>> START Records for the exercise
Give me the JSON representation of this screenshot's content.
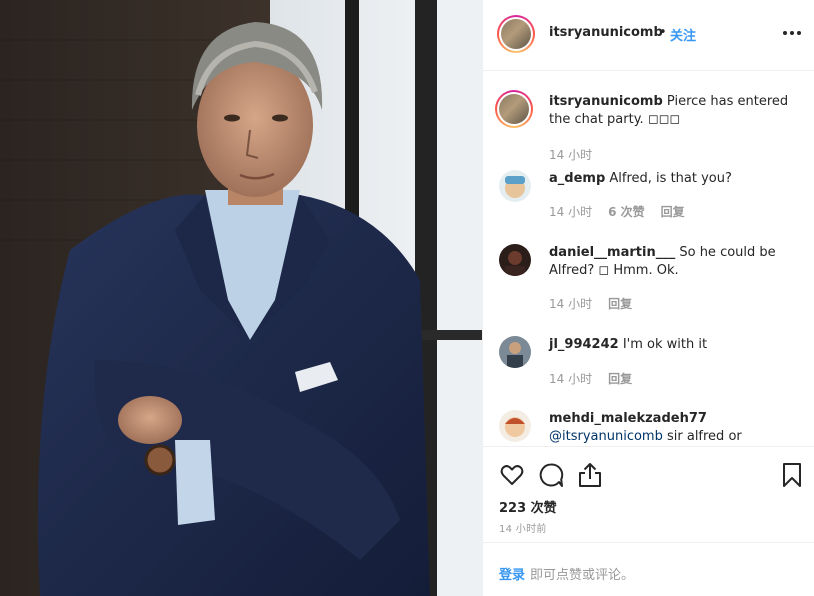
{
  "header": {
    "username": "itsryanunicomb",
    "separator": "•",
    "follow_label": "关注"
  },
  "comments": [
    {
      "username": "itsryanunicomb",
      "text": "Pierce has entered the chat party. ◻◻◻",
      "time": "14 小时"
    },
    {
      "username": "a_demp",
      "text": "Alfred, is that you?",
      "time": "14 小时",
      "likes": "6 次赞",
      "reply": "回复"
    },
    {
      "username": "daniel__martin___",
      "text": "So he could be Alfred? ◻ Hmm. Ok.",
      "time": "14 小时",
      "reply": "回复"
    },
    {
      "username": "jl_994242",
      "text": "I'm ok with it",
      "time": "14 小时",
      "reply": "回复"
    },
    {
      "username": "mehdi_malekzadeh77",
      "mention": "@itsryanunicomb",
      "text": "sir alfred or thomas"
    }
  ],
  "actions": {
    "like_icon": "heart-icon",
    "comment_icon": "comment-bubble-icon",
    "share_icon": "share-icon",
    "save_icon": "bookmark-icon"
  },
  "likes_count": "223 次赞",
  "posted_time": "14 小时前",
  "add_comment": {
    "login_label": "登录",
    "prompt": "即可点赞或评论。"
  },
  "colors": {
    "link": "#3897f0",
    "muted": "#999999",
    "text": "#262626",
    "border": "#efefef"
  }
}
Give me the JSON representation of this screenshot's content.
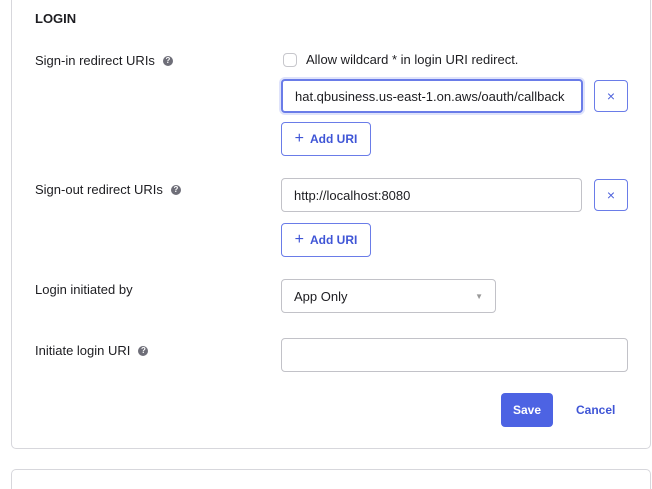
{
  "section_title": "LOGIN",
  "sign_in": {
    "label": "Sign-in redirect URIs",
    "help": "?",
    "wildcard_label": "Allow wildcard * in login URI redirect.",
    "wildcard_checked": false,
    "uri_value": "hat.qbusiness.us-east-1.on.aws/oauth/callback",
    "remove": "×",
    "add_label": "Add URI",
    "add_icon": "+"
  },
  "sign_out": {
    "label": "Sign-out redirect URIs",
    "help": "?",
    "uri_value": "http://localhost:8080",
    "remove": "×",
    "add_label": "Add URI",
    "add_icon": "+"
  },
  "login_initiated": {
    "label": "Login initiated by",
    "value": "App Only",
    "caret": "▼"
  },
  "initiate_uri": {
    "label": "Initiate login URI",
    "help": "?",
    "value": ""
  },
  "actions": {
    "save": "Save",
    "cancel": "Cancel"
  }
}
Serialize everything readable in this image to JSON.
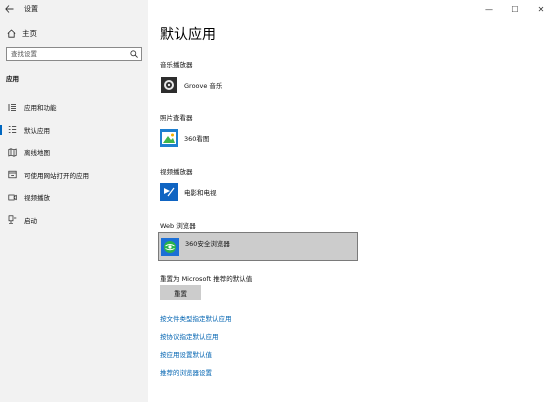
{
  "window": {
    "title": "设置",
    "controls": [
      "—",
      "☐",
      "✕"
    ]
  },
  "sidebar": {
    "home_label": "主页",
    "search_placeholder": "查找设置",
    "section": "应用",
    "items": [
      {
        "label": "应用和功能",
        "icon": "apps-features-icon"
      },
      {
        "label": "默认应用",
        "icon": "default-apps-icon",
        "active": true
      },
      {
        "label": "离线地图",
        "icon": "offline-maps-icon"
      },
      {
        "label": "可使用网站打开的应用",
        "icon": "apps-for-websites-icon"
      },
      {
        "label": "视频播放",
        "icon": "video-playback-icon"
      },
      {
        "label": "启动",
        "icon": "startup-icon"
      }
    ]
  },
  "main": {
    "title": "默认应用",
    "categories": [
      {
        "label": "音乐播放器",
        "app": "Groove 音乐",
        "icon": "groove-music-icon"
      },
      {
        "label": "照片查看器",
        "app": "360看图",
        "icon": "photo-viewer-icon"
      },
      {
        "label": "视频播放器",
        "app": "电影和电视",
        "icon": "movies-tv-icon"
      },
      {
        "label": "Web 浏览器",
        "app": "360安全浏览器",
        "icon": "browser-360-icon"
      }
    ],
    "reset_label": "重置为 Microsoft 推荐的默认值",
    "reset_button": "重置",
    "links": [
      "按文件类型指定默认应用",
      "按协议指定默认应用",
      "按应用设置默认值",
      "推荐的浏览器设置"
    ]
  },
  "colors": {
    "accent": "#0067c0",
    "link": "#0063b1",
    "sidebar_bg": "#f2f2f2",
    "selected_bg": "#cccccc"
  }
}
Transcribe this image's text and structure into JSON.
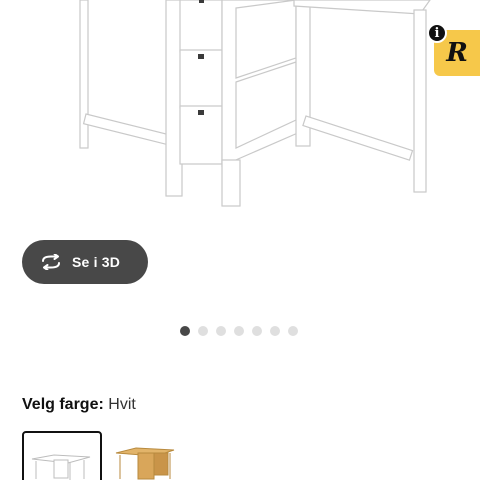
{
  "product_image": {
    "icon": "drop-leaf-table-white-image"
  },
  "badge": {
    "info_glyph": "i",
    "mark": "R",
    "color": "#f6c84a"
  },
  "view_3d_button": {
    "label": "Se i 3D",
    "icon": "rotate-3d-icon"
  },
  "carousel": {
    "count": 7,
    "active_index": 0
  },
  "color_selector": {
    "label": "Velg farge:",
    "value": "Hvit",
    "swatches": [
      {
        "icon": "white-table-swatch",
        "selected": true
      },
      {
        "icon": "birch-table-swatch",
        "selected": false
      }
    ]
  },
  "colors": {
    "accent_dark": "#484848",
    "dot_inactive": "#dfdfdf"
  }
}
>> END Records for the exercise
Work to complete: Retype the records exactly. Any image in them should not appear in what you write.

Written solution:
Give me the JSON representation of this screenshot's content.
{
  "header": {
    "username": "itsryanunicomb",
    "separator": "•",
    "follow_label": "关注"
  },
  "comments": [
    {
      "username": "itsryanunicomb",
      "text": "Pierce has entered the chat party. ◻◻◻",
      "time": "14 小时"
    },
    {
      "username": "a_demp",
      "text": "Alfred, is that you?",
      "time": "14 小时",
      "likes": "6 次赞",
      "reply": "回复"
    },
    {
      "username": "daniel__martin___",
      "text": "So he could be Alfred? ◻ Hmm. Ok.",
      "time": "14 小时",
      "reply": "回复"
    },
    {
      "username": "jl_994242",
      "text": "I'm ok with it",
      "time": "14 小时",
      "reply": "回复"
    },
    {
      "username": "mehdi_malekzadeh77",
      "mention": "@itsryanunicomb",
      "text": "sir alfred or thomas"
    }
  ],
  "actions": {
    "like_icon": "heart-icon",
    "comment_icon": "comment-bubble-icon",
    "share_icon": "share-icon",
    "save_icon": "bookmark-icon"
  },
  "likes_count": "223 次赞",
  "posted_time": "14 小时前",
  "add_comment": {
    "login_label": "登录",
    "prompt": "即可点赞或评论。"
  },
  "colors": {
    "link": "#3897f0",
    "muted": "#999999",
    "text": "#262626",
    "border": "#efefef"
  }
}
Give me the JSON representation of this screenshot's content.
{
  "section_title": "LOGIN",
  "sign_in": {
    "label": "Sign-in redirect URIs",
    "help": "?",
    "wildcard_label": "Allow wildcard * in login URI redirect.",
    "wildcard_checked": false,
    "uri_value": "hat.qbusiness.us-east-1.on.aws/oauth/callback",
    "remove": "×",
    "add_label": "Add URI",
    "add_icon": "+"
  },
  "sign_out": {
    "label": "Sign-out redirect URIs",
    "help": "?",
    "uri_value": "http://localhost:8080",
    "remove": "×",
    "add_label": "Add URI",
    "add_icon": "+"
  },
  "login_initiated": {
    "label": "Login initiated by",
    "value": "App Only",
    "caret": "▼"
  },
  "initiate_uri": {
    "label": "Initiate login URI",
    "help": "?",
    "value": ""
  },
  "actions": {
    "save": "Save",
    "cancel": "Cancel"
  }
}
Serialize everything readable in this image to JSON.
{
  "window": {
    "title": "设置",
    "controls": [
      "—",
      "☐",
      "✕"
    ]
  },
  "sidebar": {
    "home_label": "主页",
    "search_placeholder": "查找设置",
    "section": "应用",
    "items": [
      {
        "label": "应用和功能",
        "icon": "apps-features-icon"
      },
      {
        "label": "默认应用",
        "icon": "default-apps-icon",
        "active": true
      },
      {
        "label": "离线地图",
        "icon": "offline-maps-icon"
      },
      {
        "label": "可使用网站打开的应用",
        "icon": "apps-for-websites-icon"
      },
      {
        "label": "视频播放",
        "icon": "video-playback-icon"
      },
      {
        "label": "启动",
        "icon": "startup-icon"
      }
    ]
  },
  "main": {
    "title": "默认应用",
    "categories": [
      {
        "label": "音乐播放器",
        "app": "Groove 音乐",
        "icon": "groove-music-icon"
      },
      {
        "label": "照片查看器",
        "app": "360看图",
        "icon": "photo-viewer-icon"
      },
      {
        "label": "视频播放器",
        "app": "电影和电视",
        "icon": "movies-tv-icon"
      },
      {
        "label": "Web 浏览器",
        "app": "360安全浏览器",
        "icon": "browser-360-icon"
      }
    ],
    "reset_label": "重置为 Microsoft 推荐的默认值",
    "reset_button": "重置",
    "links": [
      "按文件类型指定默认应用",
      "按协议指定默认应用",
      "按应用设置默认值",
      "推荐的浏览器设置"
    ]
  },
  "colors": {
    "accent": "#0067c0",
    "link": "#0063b1",
    "sidebar_bg": "#f2f2f2",
    "selected_bg": "#cccccc"
  }
}
Transcribe this image's text and structure into JSON.
{
  "product_image": {
    "icon": "drop-leaf-table-white-image"
  },
  "badge": {
    "info_glyph": "i",
    "mark": "R",
    "color": "#f6c84a"
  },
  "view_3d_button": {
    "label": "Se i 3D",
    "icon": "rotate-3d-icon"
  },
  "carousel": {
    "count": 7,
    "active_index": 0
  },
  "color_selector": {
    "label": "Velg farge:",
    "value": "Hvit",
    "swatches": [
      {
        "icon": "white-table-swatch",
        "selected": true
      },
      {
        "icon": "birch-table-swatch",
        "selected": false
      }
    ]
  },
  "colors": {
    "accent_dark": "#484848",
    "dot_inactive": "#dfdfdf"
  }
}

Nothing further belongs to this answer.